Dataset rows about figures:
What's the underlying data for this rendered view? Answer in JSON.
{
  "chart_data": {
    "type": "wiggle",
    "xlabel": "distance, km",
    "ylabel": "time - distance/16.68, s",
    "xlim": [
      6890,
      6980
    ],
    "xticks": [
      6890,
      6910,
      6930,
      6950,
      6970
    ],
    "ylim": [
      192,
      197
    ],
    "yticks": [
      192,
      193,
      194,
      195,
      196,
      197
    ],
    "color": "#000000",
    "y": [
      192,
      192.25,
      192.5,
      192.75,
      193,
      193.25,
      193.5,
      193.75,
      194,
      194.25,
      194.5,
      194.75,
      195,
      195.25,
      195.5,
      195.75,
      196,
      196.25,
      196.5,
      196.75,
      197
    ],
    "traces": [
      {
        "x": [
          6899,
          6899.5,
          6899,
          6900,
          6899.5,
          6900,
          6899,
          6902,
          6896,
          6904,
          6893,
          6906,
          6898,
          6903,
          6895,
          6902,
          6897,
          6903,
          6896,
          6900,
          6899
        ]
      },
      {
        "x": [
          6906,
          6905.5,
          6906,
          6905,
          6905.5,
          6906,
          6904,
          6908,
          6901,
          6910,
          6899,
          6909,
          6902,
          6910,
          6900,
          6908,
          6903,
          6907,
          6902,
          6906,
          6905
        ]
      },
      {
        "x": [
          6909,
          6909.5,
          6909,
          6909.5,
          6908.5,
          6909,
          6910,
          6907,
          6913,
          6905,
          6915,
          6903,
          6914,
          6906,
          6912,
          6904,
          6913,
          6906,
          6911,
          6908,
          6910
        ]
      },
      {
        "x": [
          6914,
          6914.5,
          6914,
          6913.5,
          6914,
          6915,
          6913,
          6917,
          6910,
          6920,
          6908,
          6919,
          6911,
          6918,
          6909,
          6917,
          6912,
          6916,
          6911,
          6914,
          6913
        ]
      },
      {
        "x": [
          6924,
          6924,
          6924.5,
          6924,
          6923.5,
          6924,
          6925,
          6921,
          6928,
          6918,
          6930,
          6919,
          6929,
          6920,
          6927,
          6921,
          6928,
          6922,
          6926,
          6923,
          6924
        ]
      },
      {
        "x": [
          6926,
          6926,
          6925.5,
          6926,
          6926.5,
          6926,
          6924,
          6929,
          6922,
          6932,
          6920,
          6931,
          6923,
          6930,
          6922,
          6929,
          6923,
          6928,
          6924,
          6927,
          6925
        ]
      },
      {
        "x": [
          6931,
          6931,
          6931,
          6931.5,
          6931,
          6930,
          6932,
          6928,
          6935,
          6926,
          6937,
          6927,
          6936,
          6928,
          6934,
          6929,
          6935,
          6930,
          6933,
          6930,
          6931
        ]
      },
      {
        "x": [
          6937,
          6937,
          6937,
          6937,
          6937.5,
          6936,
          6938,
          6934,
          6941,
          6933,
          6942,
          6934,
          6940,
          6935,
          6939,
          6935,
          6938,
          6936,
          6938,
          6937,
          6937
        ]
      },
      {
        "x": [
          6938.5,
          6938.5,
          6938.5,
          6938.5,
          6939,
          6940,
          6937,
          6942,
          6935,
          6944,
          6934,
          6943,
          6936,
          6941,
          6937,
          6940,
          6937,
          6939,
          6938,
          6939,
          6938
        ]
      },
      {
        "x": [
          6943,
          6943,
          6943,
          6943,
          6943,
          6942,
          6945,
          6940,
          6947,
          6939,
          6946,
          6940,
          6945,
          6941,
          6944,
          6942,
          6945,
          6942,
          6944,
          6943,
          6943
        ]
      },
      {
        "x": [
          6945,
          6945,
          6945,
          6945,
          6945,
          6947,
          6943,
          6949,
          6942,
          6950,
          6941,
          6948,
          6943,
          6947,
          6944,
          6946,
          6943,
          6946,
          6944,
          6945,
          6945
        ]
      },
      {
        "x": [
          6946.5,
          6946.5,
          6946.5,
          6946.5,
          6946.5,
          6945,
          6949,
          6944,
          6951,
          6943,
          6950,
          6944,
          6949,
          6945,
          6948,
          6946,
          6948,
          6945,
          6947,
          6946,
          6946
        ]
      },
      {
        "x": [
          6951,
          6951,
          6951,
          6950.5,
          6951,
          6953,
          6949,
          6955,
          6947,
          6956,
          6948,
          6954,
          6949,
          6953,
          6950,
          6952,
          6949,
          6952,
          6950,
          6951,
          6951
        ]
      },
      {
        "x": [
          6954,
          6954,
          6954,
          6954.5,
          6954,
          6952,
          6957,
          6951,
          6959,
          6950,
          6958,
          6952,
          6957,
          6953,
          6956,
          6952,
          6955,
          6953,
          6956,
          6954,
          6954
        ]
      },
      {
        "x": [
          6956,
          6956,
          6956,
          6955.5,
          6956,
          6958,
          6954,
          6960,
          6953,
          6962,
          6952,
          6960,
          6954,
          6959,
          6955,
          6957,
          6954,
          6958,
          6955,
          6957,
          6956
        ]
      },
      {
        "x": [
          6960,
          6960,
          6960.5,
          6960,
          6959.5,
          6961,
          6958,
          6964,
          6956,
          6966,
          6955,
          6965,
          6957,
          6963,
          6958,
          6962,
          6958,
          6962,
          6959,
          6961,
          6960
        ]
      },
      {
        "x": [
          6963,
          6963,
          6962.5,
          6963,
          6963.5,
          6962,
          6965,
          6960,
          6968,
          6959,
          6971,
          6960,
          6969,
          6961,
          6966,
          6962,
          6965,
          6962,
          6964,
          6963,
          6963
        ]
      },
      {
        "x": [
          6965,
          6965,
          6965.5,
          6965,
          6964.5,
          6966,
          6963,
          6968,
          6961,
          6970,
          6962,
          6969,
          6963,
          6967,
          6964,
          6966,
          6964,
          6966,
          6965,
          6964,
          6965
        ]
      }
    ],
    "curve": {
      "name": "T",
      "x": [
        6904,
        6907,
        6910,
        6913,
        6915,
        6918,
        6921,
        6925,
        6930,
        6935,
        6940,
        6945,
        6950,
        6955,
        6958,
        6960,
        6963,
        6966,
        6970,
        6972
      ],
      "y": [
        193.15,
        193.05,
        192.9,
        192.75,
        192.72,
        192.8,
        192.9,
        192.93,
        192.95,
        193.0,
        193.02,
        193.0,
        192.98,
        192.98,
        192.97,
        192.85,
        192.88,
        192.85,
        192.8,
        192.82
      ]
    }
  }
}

§ GIVEN TASK
Output all of the data again, exactly.

§ OUTPUT FOR THIS TASK
What's the underlying data for this rendered view? Answer in JSON.
{
  "chart_data": {
    "type": "wiggle",
    "xlabel": "distance, km",
    "ylabel": "time - distance/16.68, s",
    "xlim": [
      6890,
      6980
    ],
    "xticks": [
      6890,
      6910,
      6930,
      6950,
      6970
    ],
    "ylim": [
      192,
      197
    ],
    "yticks": [
      192,
      193,
      194,
      195,
      196,
      197
    ],
    "color": "#000000",
    "y": [
      192,
      192.25,
      192.5,
      192.75,
      193,
      193.25,
      193.5,
      193.75,
      194,
      194.25,
      194.5,
      194.75,
      195,
      195.25,
      195.5,
      195.75,
      196,
      196.25,
      196.5,
      196.75,
      197
    ],
    "traces": [
      {
        "x": [
          6899,
          6899.5,
          6899,
          6900,
          6899.5,
          6900,
          6899,
          6902,
          6896,
          6904,
          6893,
          6906,
          6898,
          6903,
          6895,
          6902,
          6897,
          6903,
          6896,
          6900,
          6899
        ]
      },
      {
        "x": [
          6906,
          6905.5,
          6906,
          6905,
          6905.5,
          6906,
          6904,
          6908,
          6901,
          6910,
          6899,
          6909,
          6902,
          6910,
          6900,
          6908,
          6903,
          6907,
          6902,
          6906,
          6905
        ]
      },
      {
        "x": [
          6909,
          6909.5,
          6909,
          6909.5,
          6908.5,
          6909,
          6910,
          6907,
          6913,
          6905,
          6915,
          6903,
          6914,
          6906,
          6912,
          6904,
          6913,
          6906,
          6911,
          6908,
          6910
        ]
      },
      {
        "x": [
          6914,
          6914.5,
          6914,
          6913.5,
          6914,
          6915,
          6913,
          6917,
          6910,
          6920,
          6908,
          6919,
          6911,
          6918,
          6909,
          6917,
          6912,
          6916,
          6911,
          6914,
          6913
        ]
      },
      {
        "x": [
          6924,
          6924,
          6924.5,
          6924,
          6923.5,
          6924,
          6925,
          6921,
          6928,
          6918,
          6930,
          6919,
          6929,
          6920,
          6927,
          6921,
          6928,
          6922,
          6926,
          6923,
          6924
        ]
      },
      {
        "x": [
          6926,
          6926,
          6925.5,
          6926,
          6926.5,
          6926,
          6924,
          6929,
          6922,
          6932,
          6920,
          6931,
          6923,
          6930,
          6922,
          6929,
          6923,
          6928,
          6924,
          6927,
          6925
        ]
      },
      {
        "x": [
          6931,
          6931,
          6931,
          6931.5,
          6931,
          6930,
          6932,
          6928,
          6935,
          6926,
          6937,
          6927,
          6936,
          6928,
          6934,
          6929,
          6935,
          6930,
          6933,
          6930,
          6931
        ]
      },
      {
        "x": [
          6937,
          6937,
          6937,
          6937,
          6937.5,
          6936,
          6938,
          6934,
          6941,
          6933,
          6942,
          6934,
          6940,
          6935,
          6939,
          6935,
          6938,
          6936,
          6938,
          6937,
          6937
        ]
      },
      {
        "x": [
          6938.5,
          6938.5,
          6938.5,
          6938.5,
          6939,
          6940,
          6937,
          6942,
          6935,
          6944,
          6934,
          6943,
          6936,
          6941,
          6937,
          6940,
          6937,
          6939,
          6938,
          6939,
          6938
        ]
      },
      {
        "x": [
          6943,
          6943,
          6943,
          6943,
          6943,
          6942,
          6945,
          6940,
          6947,
          6939,
          6946,
          6940,
          6945,
          6941,
          6944,
          6942,
          6945,
          6942,
          6944,
          6943,
          6943
        ]
      },
      {
        "x": [
          6945,
          6945,
          6945,
          6945,
          6945,
          6947,
          6943,
          6949,
          6942,
          6950,
          6941,
          6948,
          6943,
          6947,
          6944,
          6946,
          6943,
          6946,
          6944,
          6945,
          6945
        ]
      },
      {
        "x": [
          6946.5,
          6946.5,
          6946.5,
          6946.5,
          6946.5,
          6945,
          6949,
          6944,
          6951,
          6943,
          6950,
          6944,
          6949,
          6945,
          6948,
          6946,
          6948,
          6945,
          6947,
          6946,
          6946
        ]
      },
      {
        "x": [
          6951,
          6951,
          6951,
          6950.5,
          6951,
          6953,
          6949,
          6955,
          6947,
          6956,
          6948,
          6954,
          6949,
          6953,
          6950,
          6952,
          6949,
          6952,
          6950,
          6951,
          6951
        ]
      },
      {
        "x": [
          6954,
          6954,
          6954,
          6954.5,
          6954,
          6952,
          6957,
          6951,
          6959,
          6950,
          6958,
          6952,
          6957,
          6953,
          6956,
          6952,
          6955,
          6953,
          6956,
          6954,
          6954
        ]
      },
      {
        "x": [
          6956,
          6956,
          6956,
          6955.5,
          6956,
          6958,
          6954,
          6960,
          6953,
          6962,
          6952,
          6960,
          6954,
          6959,
          6955,
          6957,
          6954,
          6958,
          6955,
          6957,
          6956
        ]
      },
      {
        "x": [
          6960,
          6960,
          6960.5,
          6960,
          6959.5,
          6961,
          6958,
          6964,
          6956,
          6966,
          6955,
          6965,
          6957,
          6963,
          6958,
          6962,
          6958,
          6962,
          6959,
          6961,
          6960
        ]
      },
      {
        "x": [
          6963,
          6963,
          6962.5,
          6963,
          6963.5,
          6962,
          6965,
          6960,
          6968,
          6959,
          6971,
          6960,
          6969,
          6961,
          6966,
          6962,
          6965,
          6962,
          6964,
          6963,
          6963
        ]
      },
      {
        "x": [
          6965,
          6965,
          6965.5,
          6965,
          6964.5,
          6966,
          6963,
          6968,
          6961,
          6970,
          6962,
          6969,
          6963,
          6967,
          6964,
          6966,
          6964,
          6966,
          6965,
          6964,
          6965
        ]
      }
    ],
    "curve": {
      "name": "T",
      "x": [
        6904,
        6907,
        6910,
        6913,
        6915,
        6918,
        6921,
        6925,
        6930,
        6935,
        6940,
        6945,
        6950,
        6955,
        6958,
        6960,
        6963,
        6966,
        6970,
        6972
      ],
      "y": [
        193.15,
        193.05,
        192.9,
        192.75,
        192.72,
        192.8,
        192.9,
        192.93,
        192.95,
        193.0,
        193.02,
        193.0,
        192.98,
        192.98,
        192.97,
        192.85,
        192.88,
        192.85,
        192.8,
        192.82
      ]
    }
  }
}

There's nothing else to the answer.